[START Provided records]

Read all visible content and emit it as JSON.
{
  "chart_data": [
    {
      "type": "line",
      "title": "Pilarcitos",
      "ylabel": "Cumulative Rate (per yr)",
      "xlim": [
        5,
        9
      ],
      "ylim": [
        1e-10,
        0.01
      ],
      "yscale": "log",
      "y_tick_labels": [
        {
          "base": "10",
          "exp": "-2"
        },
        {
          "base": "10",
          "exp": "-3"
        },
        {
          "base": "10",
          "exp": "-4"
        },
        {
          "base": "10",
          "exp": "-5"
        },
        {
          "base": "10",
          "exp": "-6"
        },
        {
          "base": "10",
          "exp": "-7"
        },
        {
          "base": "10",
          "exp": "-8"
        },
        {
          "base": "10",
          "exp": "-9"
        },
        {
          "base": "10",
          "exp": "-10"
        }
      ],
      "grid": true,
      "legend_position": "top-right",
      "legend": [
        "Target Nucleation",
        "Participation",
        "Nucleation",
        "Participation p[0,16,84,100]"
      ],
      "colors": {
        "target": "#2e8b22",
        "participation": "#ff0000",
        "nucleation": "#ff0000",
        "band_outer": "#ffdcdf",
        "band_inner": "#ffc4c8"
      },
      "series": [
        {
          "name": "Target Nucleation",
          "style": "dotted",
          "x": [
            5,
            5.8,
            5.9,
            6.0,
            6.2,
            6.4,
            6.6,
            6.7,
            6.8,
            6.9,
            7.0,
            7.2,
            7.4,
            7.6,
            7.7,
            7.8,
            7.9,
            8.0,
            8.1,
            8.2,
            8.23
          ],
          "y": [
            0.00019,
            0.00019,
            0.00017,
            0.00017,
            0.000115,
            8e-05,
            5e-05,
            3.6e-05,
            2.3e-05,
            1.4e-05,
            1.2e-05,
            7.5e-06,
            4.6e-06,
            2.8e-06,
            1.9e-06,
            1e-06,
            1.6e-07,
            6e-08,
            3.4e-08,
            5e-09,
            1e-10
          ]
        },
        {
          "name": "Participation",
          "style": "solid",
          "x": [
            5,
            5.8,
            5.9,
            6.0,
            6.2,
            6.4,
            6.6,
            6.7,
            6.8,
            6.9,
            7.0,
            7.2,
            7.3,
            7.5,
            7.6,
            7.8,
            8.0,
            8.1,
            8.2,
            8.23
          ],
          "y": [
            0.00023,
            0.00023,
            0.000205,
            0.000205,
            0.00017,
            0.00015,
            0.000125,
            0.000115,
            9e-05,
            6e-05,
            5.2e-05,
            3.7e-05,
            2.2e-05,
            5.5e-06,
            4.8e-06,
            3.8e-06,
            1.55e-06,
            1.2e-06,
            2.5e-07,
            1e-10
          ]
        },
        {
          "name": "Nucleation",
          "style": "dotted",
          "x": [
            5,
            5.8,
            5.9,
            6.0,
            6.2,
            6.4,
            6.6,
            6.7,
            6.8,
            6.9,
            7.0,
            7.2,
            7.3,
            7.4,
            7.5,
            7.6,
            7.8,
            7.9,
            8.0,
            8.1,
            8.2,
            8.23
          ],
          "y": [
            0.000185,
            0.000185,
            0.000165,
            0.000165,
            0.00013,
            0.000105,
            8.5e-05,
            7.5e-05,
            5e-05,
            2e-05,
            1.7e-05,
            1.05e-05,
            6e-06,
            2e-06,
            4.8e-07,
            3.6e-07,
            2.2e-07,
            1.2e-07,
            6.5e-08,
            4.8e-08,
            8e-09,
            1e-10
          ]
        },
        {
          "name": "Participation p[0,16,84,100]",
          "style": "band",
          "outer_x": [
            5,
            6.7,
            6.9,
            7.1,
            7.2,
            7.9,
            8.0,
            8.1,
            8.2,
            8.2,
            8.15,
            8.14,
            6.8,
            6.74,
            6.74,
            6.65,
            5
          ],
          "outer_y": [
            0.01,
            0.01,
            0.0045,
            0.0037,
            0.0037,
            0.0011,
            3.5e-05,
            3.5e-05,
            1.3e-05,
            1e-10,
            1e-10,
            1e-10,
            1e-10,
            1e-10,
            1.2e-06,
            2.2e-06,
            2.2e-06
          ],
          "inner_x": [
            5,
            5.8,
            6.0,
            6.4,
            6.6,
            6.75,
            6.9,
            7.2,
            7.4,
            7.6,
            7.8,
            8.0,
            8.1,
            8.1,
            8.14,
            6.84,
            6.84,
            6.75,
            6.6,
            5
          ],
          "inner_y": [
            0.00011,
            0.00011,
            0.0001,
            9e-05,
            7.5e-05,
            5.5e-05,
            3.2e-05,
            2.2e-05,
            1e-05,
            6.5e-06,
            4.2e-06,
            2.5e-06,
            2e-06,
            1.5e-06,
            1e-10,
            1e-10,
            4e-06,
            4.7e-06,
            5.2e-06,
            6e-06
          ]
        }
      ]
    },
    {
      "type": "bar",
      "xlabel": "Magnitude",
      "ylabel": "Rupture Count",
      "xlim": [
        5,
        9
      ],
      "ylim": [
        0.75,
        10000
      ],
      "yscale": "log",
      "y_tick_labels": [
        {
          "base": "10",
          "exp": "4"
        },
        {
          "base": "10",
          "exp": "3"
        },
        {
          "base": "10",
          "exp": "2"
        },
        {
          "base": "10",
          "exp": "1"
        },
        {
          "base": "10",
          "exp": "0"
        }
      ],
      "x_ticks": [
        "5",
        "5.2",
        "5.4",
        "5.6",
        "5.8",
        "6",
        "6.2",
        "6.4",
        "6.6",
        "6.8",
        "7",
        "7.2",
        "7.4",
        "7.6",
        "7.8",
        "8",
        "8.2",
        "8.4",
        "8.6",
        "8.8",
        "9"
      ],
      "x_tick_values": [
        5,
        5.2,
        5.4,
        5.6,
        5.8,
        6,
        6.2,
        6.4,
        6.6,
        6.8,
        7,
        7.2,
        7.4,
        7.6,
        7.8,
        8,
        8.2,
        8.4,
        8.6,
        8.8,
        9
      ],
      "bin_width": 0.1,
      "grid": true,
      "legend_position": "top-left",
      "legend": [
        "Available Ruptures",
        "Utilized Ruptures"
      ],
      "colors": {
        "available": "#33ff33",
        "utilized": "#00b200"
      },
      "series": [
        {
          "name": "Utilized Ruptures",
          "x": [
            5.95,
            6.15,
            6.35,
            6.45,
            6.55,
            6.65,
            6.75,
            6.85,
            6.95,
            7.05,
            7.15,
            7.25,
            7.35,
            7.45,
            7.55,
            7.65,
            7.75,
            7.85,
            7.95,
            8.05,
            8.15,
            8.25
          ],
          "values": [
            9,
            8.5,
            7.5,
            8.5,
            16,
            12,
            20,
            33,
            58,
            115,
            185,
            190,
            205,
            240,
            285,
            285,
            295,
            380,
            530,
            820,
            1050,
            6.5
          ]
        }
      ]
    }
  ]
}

[END Provided records]

Each line in the material above must be retyped without alteration.

> Answer to the task:
Read all visible content and emit it as JSON.
{
  "chart_data": [
    {
      "type": "line",
      "title": "Pilarcitos",
      "ylabel": "Cumulative Rate (per yr)",
      "xlim": [
        5,
        9
      ],
      "ylim": [
        1e-10,
        0.01
      ],
      "yscale": "log",
      "y_tick_labels": [
        {
          "base": "10",
          "exp": "-2"
        },
        {
          "base": "10",
          "exp": "-3"
        },
        {
          "base": "10",
          "exp": "-4"
        },
        {
          "base": "10",
          "exp": "-5"
        },
        {
          "base": "10",
          "exp": "-6"
        },
        {
          "base": "10",
          "exp": "-7"
        },
        {
          "base": "10",
          "exp": "-8"
        },
        {
          "base": "10",
          "exp": "-9"
        },
        {
          "base": "10",
          "exp": "-10"
        }
      ],
      "grid": true,
      "legend_position": "top-right",
      "legend": [
        "Target Nucleation",
        "Participation",
        "Nucleation",
        "Participation p[0,16,84,100]"
      ],
      "colors": {
        "target": "#2e8b22",
        "participation": "#ff0000",
        "nucleation": "#ff0000",
        "band_outer": "#ffdcdf",
        "band_inner": "#ffc4c8"
      },
      "series": [
        {
          "name": "Target Nucleation",
          "style": "dotted",
          "x": [
            5,
            5.8,
            5.9,
            6.0,
            6.2,
            6.4,
            6.6,
            6.7,
            6.8,
            6.9,
            7.0,
            7.2,
            7.4,
            7.6,
            7.7,
            7.8,
            7.9,
            8.0,
            8.1,
            8.2,
            8.23
          ],
          "y": [
            0.00019,
            0.00019,
            0.00017,
            0.00017,
            0.000115,
            8e-05,
            5e-05,
            3.6e-05,
            2.3e-05,
            1.4e-05,
            1.2e-05,
            7.5e-06,
            4.6e-06,
            2.8e-06,
            1.9e-06,
            1e-06,
            1.6e-07,
            6e-08,
            3.4e-08,
            5e-09,
            1e-10
          ]
        },
        {
          "name": "Participation",
          "style": "solid",
          "x": [
            5,
            5.8,
            5.9,
            6.0,
            6.2,
            6.4,
            6.6,
            6.7,
            6.8,
            6.9,
            7.0,
            7.2,
            7.3,
            7.5,
            7.6,
            7.8,
            8.0,
            8.1,
            8.2,
            8.23
          ],
          "y": [
            0.00023,
            0.00023,
            0.000205,
            0.000205,
            0.00017,
            0.00015,
            0.000125,
            0.000115,
            9e-05,
            6e-05,
            5.2e-05,
            3.7e-05,
            2.2e-05,
            5.5e-06,
            4.8e-06,
            3.8e-06,
            1.55e-06,
            1.2e-06,
            2.5e-07,
            1e-10
          ]
        },
        {
          "name": "Nucleation",
          "style": "dotted",
          "x": [
            5,
            5.8,
            5.9,
            6.0,
            6.2,
            6.4,
            6.6,
            6.7,
            6.8,
            6.9,
            7.0,
            7.2,
            7.3,
            7.4,
            7.5,
            7.6,
            7.8,
            7.9,
            8.0,
            8.1,
            8.2,
            8.23
          ],
          "y": [
            0.000185,
            0.000185,
            0.000165,
            0.000165,
            0.00013,
            0.000105,
            8.5e-05,
            7.5e-05,
            5e-05,
            2e-05,
            1.7e-05,
            1.05e-05,
            6e-06,
            2e-06,
            4.8e-07,
            3.6e-07,
            2.2e-07,
            1.2e-07,
            6.5e-08,
            4.8e-08,
            8e-09,
            1e-10
          ]
        },
        {
          "name": "Participation p[0,16,84,100]",
          "style": "band",
          "outer_x": [
            5,
            6.7,
            6.9,
            7.1,
            7.2,
            7.9,
            8.0,
            8.1,
            8.2,
            8.2,
            8.15,
            8.14,
            6.8,
            6.74,
            6.74,
            6.65,
            5
          ],
          "outer_y": [
            0.01,
            0.01,
            0.0045,
            0.0037,
            0.0037,
            0.0011,
            3.5e-05,
            3.5e-05,
            1.3e-05,
            1e-10,
            1e-10,
            1e-10,
            1e-10,
            1e-10,
            1.2e-06,
            2.2e-06,
            2.2e-06
          ],
          "inner_x": [
            5,
            5.8,
            6.0,
            6.4,
            6.6,
            6.75,
            6.9,
            7.2,
            7.4,
            7.6,
            7.8,
            8.0,
            8.1,
            8.1,
            8.14,
            6.84,
            6.84,
            6.75,
            6.6,
            5
          ],
          "inner_y": [
            0.00011,
            0.00011,
            0.0001,
            9e-05,
            7.5e-05,
            5.5e-05,
            3.2e-05,
            2.2e-05,
            1e-05,
            6.5e-06,
            4.2e-06,
            2.5e-06,
            2e-06,
            1.5e-06,
            1e-10,
            1e-10,
            4e-06,
            4.7e-06,
            5.2e-06,
            6e-06
          ]
        }
      ]
    },
    {
      "type": "bar",
      "xlabel": "Magnitude",
      "ylabel": "Rupture Count",
      "xlim": [
        5,
        9
      ],
      "ylim": [
        0.75,
        10000
      ],
      "yscale": "log",
      "y_tick_labels": [
        {
          "base": "10",
          "exp": "4"
        },
        {
          "base": "10",
          "exp": "3"
        },
        {
          "base": "10",
          "exp": "2"
        },
        {
          "base": "10",
          "exp": "1"
        },
        {
          "base": "10",
          "exp": "0"
        }
      ],
      "x_ticks": [
        "5",
        "5.2",
        "5.4",
        "5.6",
        "5.8",
        "6",
        "6.2",
        "6.4",
        "6.6",
        "6.8",
        "7",
        "7.2",
        "7.4",
        "7.6",
        "7.8",
        "8",
        "8.2",
        "8.4",
        "8.6",
        "8.8",
        "9"
      ],
      "x_tick_values": [
        5,
        5.2,
        5.4,
        5.6,
        5.8,
        6,
        6.2,
        6.4,
        6.6,
        6.8,
        7,
        7.2,
        7.4,
        7.6,
        7.8,
        8,
        8.2,
        8.4,
        8.6,
        8.8,
        9
      ],
      "bin_width": 0.1,
      "grid": true,
      "legend_position": "top-left",
      "legend": [
        "Available Ruptures",
        "Utilized Ruptures"
      ],
      "colors": {
        "available": "#33ff33",
        "utilized": "#00b200"
      },
      "series": [
        {
          "name": "Utilized Ruptures",
          "x": [
            5.95,
            6.15,
            6.35,
            6.45,
            6.55,
            6.65,
            6.75,
            6.85,
            6.95,
            7.05,
            7.15,
            7.25,
            7.35,
            7.45,
            7.55,
            7.65,
            7.75,
            7.85,
            7.95,
            8.05,
            8.15,
            8.25
          ],
          "values": [
            9,
            8.5,
            7.5,
            8.5,
            16,
            12,
            20,
            33,
            58,
            115,
            185,
            190,
            205,
            240,
            285,
            285,
            295,
            380,
            530,
            820,
            1050,
            6.5
          ]
        }
      ]
    }
  ]
}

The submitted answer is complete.